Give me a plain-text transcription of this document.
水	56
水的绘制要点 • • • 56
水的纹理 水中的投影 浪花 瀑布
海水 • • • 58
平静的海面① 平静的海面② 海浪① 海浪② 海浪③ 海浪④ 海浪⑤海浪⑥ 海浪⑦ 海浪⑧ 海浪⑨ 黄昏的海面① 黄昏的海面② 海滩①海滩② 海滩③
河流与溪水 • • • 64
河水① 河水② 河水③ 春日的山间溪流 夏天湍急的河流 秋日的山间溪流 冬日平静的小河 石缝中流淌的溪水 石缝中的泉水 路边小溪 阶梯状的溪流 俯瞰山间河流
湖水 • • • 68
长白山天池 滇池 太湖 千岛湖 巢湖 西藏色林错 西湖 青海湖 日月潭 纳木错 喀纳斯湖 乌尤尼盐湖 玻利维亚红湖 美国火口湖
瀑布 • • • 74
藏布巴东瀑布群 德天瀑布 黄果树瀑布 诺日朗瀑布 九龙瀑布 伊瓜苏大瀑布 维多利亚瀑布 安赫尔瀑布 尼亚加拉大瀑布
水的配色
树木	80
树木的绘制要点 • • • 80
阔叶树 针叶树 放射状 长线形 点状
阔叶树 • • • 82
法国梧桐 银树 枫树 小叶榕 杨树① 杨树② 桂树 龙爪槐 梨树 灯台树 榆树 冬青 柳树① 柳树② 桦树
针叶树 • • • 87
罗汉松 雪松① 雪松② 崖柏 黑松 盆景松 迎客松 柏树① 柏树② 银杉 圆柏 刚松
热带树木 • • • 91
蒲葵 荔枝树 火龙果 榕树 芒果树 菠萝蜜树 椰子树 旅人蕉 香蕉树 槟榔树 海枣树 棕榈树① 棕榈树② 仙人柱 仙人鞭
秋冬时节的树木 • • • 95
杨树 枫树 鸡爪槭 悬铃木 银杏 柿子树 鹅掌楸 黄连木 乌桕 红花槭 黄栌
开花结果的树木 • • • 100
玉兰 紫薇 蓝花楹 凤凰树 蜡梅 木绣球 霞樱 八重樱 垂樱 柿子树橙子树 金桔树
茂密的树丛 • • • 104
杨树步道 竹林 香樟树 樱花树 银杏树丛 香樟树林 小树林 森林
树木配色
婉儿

TASK STATEMENT –
Send back all of the entries exactly, with nothing missing.

REPLY TO THE TASK –
Give me a plain-text transcription of this document.
水	56
水的绘制要点 • • • 56
水的纹理 水中的投影 浪花 瀑布
海水 • • • 58
平静的海面① 平静的海面② 海浪① 海浪② 海浪③ 海浪④ 海浪⑤海浪⑥ 海浪⑦ 海浪⑧ 海浪⑨ 黄昏的海面① 黄昏的海面② 海滩①海滩② 海滩③
河流与溪水 • • • 64
河水① 河水② 河水③ 春日的山间溪流 夏天湍急的河流 秋日的山间溪流 冬日平静的小河 石缝中流淌的溪水 石缝中的泉水 路边小溪 阶梯状的溪流 俯瞰山间河流
湖水 • • • 68
长白山天池 滇池 太湖 千岛湖 巢湖 西藏色林错 西湖 青海湖 日月潭 纳木错 喀纳斯湖 乌尤尼盐湖 玻利维亚红湖 美国火口湖
瀑布 • • • 74
藏布巴东瀑布群 德天瀑布 黄果树瀑布 诺日朗瀑布 九龙瀑布 伊瓜苏大瀑布 维多利亚瀑布 安赫尔瀑布 尼亚加拉大瀑布
水的配色
树木	80
树木的绘制要点 • • • 80
阔叶树 针叶树 放射状 长线形 点状
阔叶树 • • • 82
法国梧桐 银树 枫树 小叶榕 杨树① 杨树② 桂树 龙爪槐 梨树 灯台树 榆树 冬青 柳树① 柳树② 桦树
针叶树 • • • 87
罗汉松 雪松① 雪松② 崖柏 黑松 盆景松 迎客松 柏树① 柏树② 银杉 圆柏 刚松
热带树木 • • • 91
蒲葵 荔枝树 火龙果 榕树 芒果树 菠萝蜜树 椰子树 旅人蕉 香蕉树 槟榔树 海枣树 棕榈树① 棕榈树② 仙人柱 仙人鞭
秋冬时节的树木 • • • 95
杨树 枫树 鸡爪槭 悬铃木 银杏 柿子树 鹅掌楸 黄连木 乌桕 红花槭 黄栌
开花结果的树木 • • • 100
玉兰 紫薇 蓝花楹 凤凰树 蜡梅 木绣球 霞樱 八重樱 垂樱 柿子树橙子树 金桔树
茂密的树丛 • • • 104
杨树步道 竹林 香樟树 樱花树 银杏树丛 香樟树林 小树林 森林
树木配色
婉儿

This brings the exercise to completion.